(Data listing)
--- START ---
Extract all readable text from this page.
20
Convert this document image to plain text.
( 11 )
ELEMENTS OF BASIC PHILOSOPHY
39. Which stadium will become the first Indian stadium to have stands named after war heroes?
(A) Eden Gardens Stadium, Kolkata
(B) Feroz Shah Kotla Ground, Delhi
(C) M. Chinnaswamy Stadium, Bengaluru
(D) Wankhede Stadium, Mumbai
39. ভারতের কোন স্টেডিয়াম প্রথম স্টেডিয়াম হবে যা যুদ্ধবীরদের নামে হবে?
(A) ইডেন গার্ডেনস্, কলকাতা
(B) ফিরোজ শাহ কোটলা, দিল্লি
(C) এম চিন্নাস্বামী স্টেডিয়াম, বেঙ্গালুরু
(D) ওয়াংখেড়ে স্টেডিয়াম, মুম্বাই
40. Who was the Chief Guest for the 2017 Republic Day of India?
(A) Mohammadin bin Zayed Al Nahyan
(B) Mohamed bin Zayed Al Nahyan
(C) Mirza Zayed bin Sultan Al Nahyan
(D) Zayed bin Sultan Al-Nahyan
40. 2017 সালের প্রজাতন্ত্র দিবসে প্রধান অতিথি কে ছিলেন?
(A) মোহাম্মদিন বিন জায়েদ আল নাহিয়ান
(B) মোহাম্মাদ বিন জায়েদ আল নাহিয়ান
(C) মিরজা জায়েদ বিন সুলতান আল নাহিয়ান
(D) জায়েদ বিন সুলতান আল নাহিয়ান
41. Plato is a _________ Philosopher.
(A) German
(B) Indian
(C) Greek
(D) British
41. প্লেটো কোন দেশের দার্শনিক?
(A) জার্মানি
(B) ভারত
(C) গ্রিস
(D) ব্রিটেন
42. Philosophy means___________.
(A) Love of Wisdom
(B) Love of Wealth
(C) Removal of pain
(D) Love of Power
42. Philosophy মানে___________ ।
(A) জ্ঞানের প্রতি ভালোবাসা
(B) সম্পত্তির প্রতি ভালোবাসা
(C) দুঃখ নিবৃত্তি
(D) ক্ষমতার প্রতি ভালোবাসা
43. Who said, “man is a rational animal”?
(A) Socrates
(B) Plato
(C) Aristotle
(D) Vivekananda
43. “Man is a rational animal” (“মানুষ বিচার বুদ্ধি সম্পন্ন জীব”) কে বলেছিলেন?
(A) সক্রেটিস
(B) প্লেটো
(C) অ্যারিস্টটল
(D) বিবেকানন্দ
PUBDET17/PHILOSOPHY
--- END ---
## REQUIREMENT
Gather and return every line that holds the string "Nahyan".

## TASK RESULT
(A) Mohammadin bin Zayed Al Nahyan
(B) Mohamed bin Zayed Al Nahyan
(C) Mirza Zayed bin Sultan Al Nahyan
(D) Zayed bin Sultan Al-Nahyan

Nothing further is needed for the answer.